— start Input material —
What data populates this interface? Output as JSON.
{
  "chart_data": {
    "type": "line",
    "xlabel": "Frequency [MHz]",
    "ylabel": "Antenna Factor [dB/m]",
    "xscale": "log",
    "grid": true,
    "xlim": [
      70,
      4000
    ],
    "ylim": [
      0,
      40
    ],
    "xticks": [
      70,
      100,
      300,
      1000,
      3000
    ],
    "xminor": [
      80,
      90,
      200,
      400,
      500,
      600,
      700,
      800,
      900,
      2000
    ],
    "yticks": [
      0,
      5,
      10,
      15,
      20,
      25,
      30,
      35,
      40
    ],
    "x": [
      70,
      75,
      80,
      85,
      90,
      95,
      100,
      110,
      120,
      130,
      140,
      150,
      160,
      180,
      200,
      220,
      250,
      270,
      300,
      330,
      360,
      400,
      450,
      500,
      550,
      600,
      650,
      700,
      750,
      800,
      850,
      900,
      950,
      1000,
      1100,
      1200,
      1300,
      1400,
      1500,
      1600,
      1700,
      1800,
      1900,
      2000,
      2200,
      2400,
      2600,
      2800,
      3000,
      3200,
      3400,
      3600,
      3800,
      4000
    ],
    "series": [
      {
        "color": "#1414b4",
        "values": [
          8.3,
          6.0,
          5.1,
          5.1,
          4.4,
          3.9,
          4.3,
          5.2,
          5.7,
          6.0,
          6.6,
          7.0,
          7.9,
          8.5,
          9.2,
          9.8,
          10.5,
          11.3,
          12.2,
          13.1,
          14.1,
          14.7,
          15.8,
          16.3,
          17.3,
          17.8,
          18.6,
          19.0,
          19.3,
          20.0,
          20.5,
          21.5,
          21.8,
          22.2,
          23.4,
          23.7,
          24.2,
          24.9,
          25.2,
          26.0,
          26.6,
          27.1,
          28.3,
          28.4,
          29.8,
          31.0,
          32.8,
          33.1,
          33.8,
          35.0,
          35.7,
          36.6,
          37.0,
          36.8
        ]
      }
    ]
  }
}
— end Input material —
-- What you need to do --
Output the full listing exactly as it stands.

-- Task response --
What data populates this interface? Output as JSON.
{
  "chart_data": {
    "type": "line",
    "xlabel": "Frequency [MHz]",
    "ylabel": "Antenna Factor [dB/m]",
    "xscale": "log",
    "grid": true,
    "xlim": [
      70,
      4000
    ],
    "ylim": [
      0,
      40
    ],
    "xticks": [
      70,
      100,
      300,
      1000,
      3000
    ],
    "xminor": [
      80,
      90,
      200,
      400,
      500,
      600,
      700,
      800,
      900,
      2000
    ],
    "yticks": [
      0,
      5,
      10,
      15,
      20,
      25,
      30,
      35,
      40
    ],
    "x": [
      70,
      75,
      80,
      85,
      90,
      95,
      100,
      110,
      120,
      130,
      140,
      150,
      160,
      180,
      200,
      220,
      250,
      270,
      300,
      330,
      360,
      400,
      450,
      500,
      550,
      600,
      650,
      700,
      750,
      800,
      850,
      900,
      950,
      1000,
      1100,
      1200,
      1300,
      1400,
      1500,
      1600,
      1700,
      1800,
      1900,
      2000,
      2200,
      2400,
      2600,
      2800,
      3000,
      3200,
      3400,
      3600,
      3800,
      4000
    ],
    "series": [
      {
        "color": "#1414b4",
        "values": [
          8.3,
          6.0,
          5.1,
          5.1,
          4.4,
          3.9,
          4.3,
          5.2,
          5.7,
          6.0,
          6.6,
          7.0,
          7.9,
          8.5,
          9.2,
          9.8,
          10.5,
          11.3,
          12.2,
          13.1,
          14.1,
          14.7,
          15.8,
          16.3,
          17.3,
          17.8,
          18.6,
          19.0,
          19.3,
          20.0,
          20.5,
          21.5,
          21.8,
          22.2,
          23.4,
          23.7,
          24.2,
          24.9,
          25.2,
          26.0,
          26.6,
          27.1,
          28.3,
          28.4,
          29.8,
          31.0,
          32.8,
          33.1,
          33.8,
          35.0,
          35.7,
          36.6,
          37.0,
          36.8
        ]
      }
    ]
  }
}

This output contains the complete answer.